[Dataset excerpt]
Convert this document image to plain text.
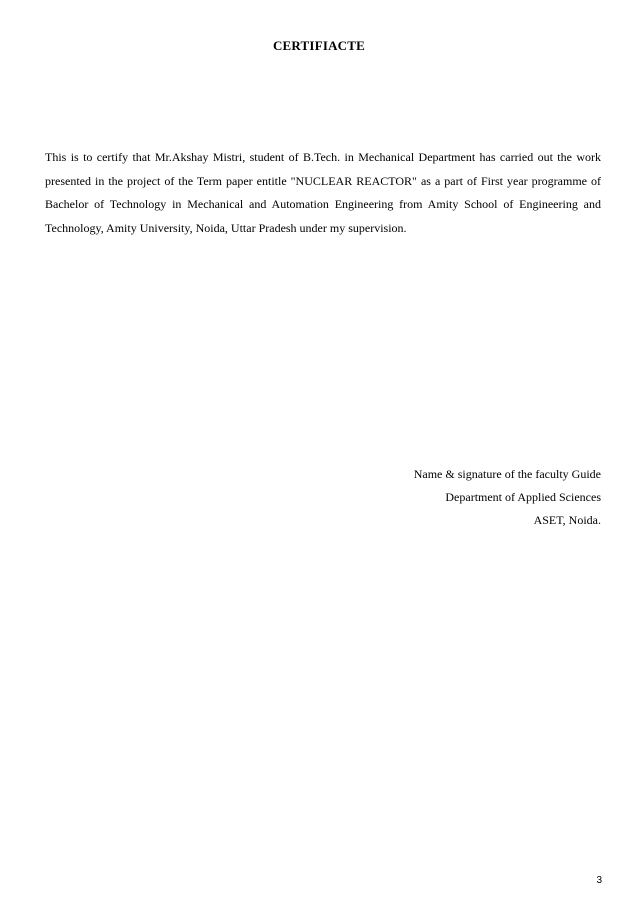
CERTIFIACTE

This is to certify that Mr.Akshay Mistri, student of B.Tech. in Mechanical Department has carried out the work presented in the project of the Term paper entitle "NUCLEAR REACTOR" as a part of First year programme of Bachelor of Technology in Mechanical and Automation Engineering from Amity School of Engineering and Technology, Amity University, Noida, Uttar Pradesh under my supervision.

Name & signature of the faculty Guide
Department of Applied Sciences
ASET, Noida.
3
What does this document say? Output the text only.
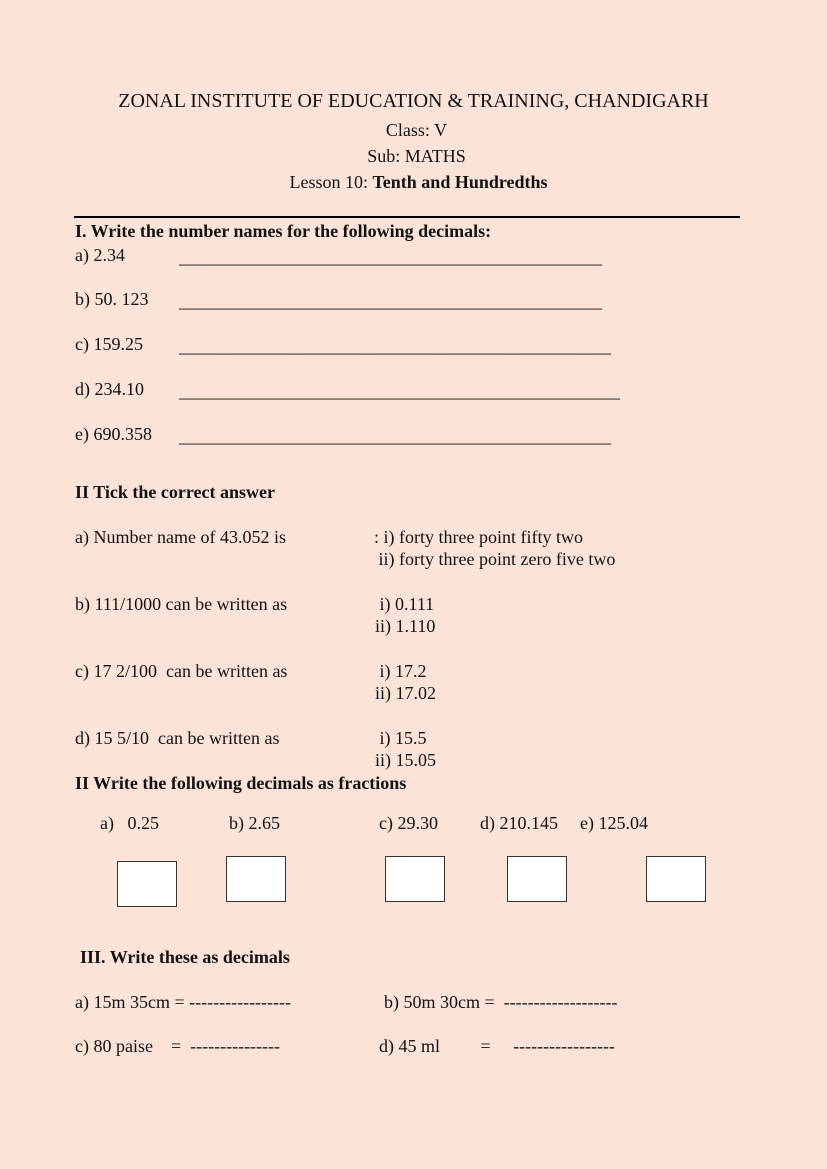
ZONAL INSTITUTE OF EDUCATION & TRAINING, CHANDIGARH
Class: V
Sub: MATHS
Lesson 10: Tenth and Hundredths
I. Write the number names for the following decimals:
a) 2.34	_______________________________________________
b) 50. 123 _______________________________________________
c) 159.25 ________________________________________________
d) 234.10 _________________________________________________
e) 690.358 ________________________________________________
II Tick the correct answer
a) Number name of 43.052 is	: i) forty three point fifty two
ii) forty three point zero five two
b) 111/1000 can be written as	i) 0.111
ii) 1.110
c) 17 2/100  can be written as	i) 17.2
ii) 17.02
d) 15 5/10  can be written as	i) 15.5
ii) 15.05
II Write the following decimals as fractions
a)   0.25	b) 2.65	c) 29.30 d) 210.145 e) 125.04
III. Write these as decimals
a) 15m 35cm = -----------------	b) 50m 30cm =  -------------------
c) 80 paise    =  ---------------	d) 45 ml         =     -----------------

▶ _What you should do_
Write only the number of lines in the data above that include "point".

▶ _Output for this task_
2